▸ **Given instruction**: Can you print every record below exactly as written?

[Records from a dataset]
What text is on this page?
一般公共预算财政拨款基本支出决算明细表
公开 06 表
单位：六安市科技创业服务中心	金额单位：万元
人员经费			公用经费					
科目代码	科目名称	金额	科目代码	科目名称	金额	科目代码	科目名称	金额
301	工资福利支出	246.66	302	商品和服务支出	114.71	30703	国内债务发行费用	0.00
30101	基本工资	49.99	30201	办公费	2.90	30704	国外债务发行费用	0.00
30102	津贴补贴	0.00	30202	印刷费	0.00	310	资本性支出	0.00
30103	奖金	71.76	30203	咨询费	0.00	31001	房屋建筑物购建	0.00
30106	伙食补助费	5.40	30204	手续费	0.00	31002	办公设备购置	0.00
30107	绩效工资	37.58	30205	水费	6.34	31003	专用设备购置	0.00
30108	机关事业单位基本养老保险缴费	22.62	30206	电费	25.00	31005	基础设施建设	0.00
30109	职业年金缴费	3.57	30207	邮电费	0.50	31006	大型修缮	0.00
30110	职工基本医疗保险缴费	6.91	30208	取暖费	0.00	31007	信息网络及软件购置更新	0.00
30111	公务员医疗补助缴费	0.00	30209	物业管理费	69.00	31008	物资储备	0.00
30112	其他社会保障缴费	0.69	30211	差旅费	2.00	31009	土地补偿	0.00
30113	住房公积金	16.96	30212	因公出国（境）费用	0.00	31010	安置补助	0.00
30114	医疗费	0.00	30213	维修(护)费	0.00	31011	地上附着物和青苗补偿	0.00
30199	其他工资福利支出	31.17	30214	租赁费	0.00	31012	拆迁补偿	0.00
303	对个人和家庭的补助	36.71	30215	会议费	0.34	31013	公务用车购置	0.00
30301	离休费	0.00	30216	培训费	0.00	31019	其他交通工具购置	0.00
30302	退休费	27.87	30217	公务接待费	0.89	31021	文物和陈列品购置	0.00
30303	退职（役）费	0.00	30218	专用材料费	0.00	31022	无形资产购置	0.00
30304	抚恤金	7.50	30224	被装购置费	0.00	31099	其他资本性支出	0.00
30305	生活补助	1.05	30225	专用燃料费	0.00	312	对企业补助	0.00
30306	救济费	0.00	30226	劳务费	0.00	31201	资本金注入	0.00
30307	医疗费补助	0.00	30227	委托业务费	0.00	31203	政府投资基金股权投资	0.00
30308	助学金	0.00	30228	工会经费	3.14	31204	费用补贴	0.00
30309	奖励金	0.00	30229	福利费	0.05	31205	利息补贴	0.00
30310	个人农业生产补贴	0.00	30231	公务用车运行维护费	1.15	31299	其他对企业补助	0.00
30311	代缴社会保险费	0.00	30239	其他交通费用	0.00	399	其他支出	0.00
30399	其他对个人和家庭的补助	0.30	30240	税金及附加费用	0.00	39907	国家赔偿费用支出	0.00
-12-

▸ **Result for this task**:
What text is on this page?
一般公共预算财政拨款基本支出决算明细表
公开 06 表
单位：六安市科技创业服务中心	金额单位：万元
人员经费			公用经费					
科目代码	科目名称	金额	科目代码	科目名称	金额	科目代码	科目名称	金额
301	工资福利支出	246.66	302	商品和服务支出	114.71	30703	国内债务发行费用	0.00
30101	基本工资	49.99	30201	办公费	2.90	30704	国外债务发行费用	0.00
30102	津贴补贴	0.00	30202	印刷费	0.00	310	资本性支出	0.00
30103	奖金	71.76	30203	咨询费	0.00	31001	房屋建筑物购建	0.00
30106	伙食补助费	5.40	30204	手续费	0.00	31002	办公设备购置	0.00
30107	绩效工资	37.58	30205	水费	6.34	31003	专用设备购置	0.00
30108	机关事业单位基本养老保险缴费	22.62	30206	电费	25.00	31005	基础设施建设	0.00
30109	职业年金缴费	3.57	30207	邮电费	0.50	31006	大型修缮	0.00
30110	职工基本医疗保险缴费	6.91	30208	取暖费	0.00	31007	信息网络及软件购置更新	0.00
30111	公务员医疗补助缴费	0.00	30209	物业管理费	69.00	31008	物资储备	0.00
30112	其他社会保障缴费	0.69	30211	差旅费	2.00	31009	土地补偿	0.00
30113	住房公积金	16.96	30212	因公出国（境）费用	0.00	31010	安置补助	0.00
30114	医疗费	0.00	30213	维修(护)费	0.00	31011	地上附着物和青苗补偿	0.00
30199	其他工资福利支出	31.17	30214	租赁费	0.00	31012	拆迁补偿	0.00
303	对个人和家庭的补助	36.71	30215	会议费	0.34	31013	公务用车购置	0.00
30301	离休费	0.00	30216	培训费	0.00	31019	其他交通工具购置	0.00
30302	退休费	27.87	30217	公务接待费	0.89	31021	文物和陈列品购置	0.00
30303	退职（役）费	0.00	30218	专用材料费	0.00	31022	无形资产购置	0.00
30304	抚恤金	7.50	30224	被装购置费	0.00	31099	其他资本性支出	0.00
30305	生活补助	1.05	30225	专用燃料费	0.00	312	对企业补助	0.00
30306	救济费	0.00	30226	劳务费	0.00	31201	资本金注入	0.00
30307	医疗费补助	0.00	30227	委托业务费	0.00	31203	政府投资基金股权投资	0.00
30308	助学金	0.00	30228	工会经费	3.14	31204	费用补贴	0.00
30309	奖励金	0.00	30229	福利费	0.05	31205	利息补贴	0.00
30310	个人农业生产补贴	0.00	30231	公务用车运行维护费	1.15	31299	其他对企业补助	0.00
30311	代缴社会保险费	0.00	30239	其他交通费用	0.00	399	其他支出	0.00
30399	其他对个人和家庭的补助	0.30	30240	税金及附加费用	0.00	39907	国家赔偿费用支出	0.00
-12-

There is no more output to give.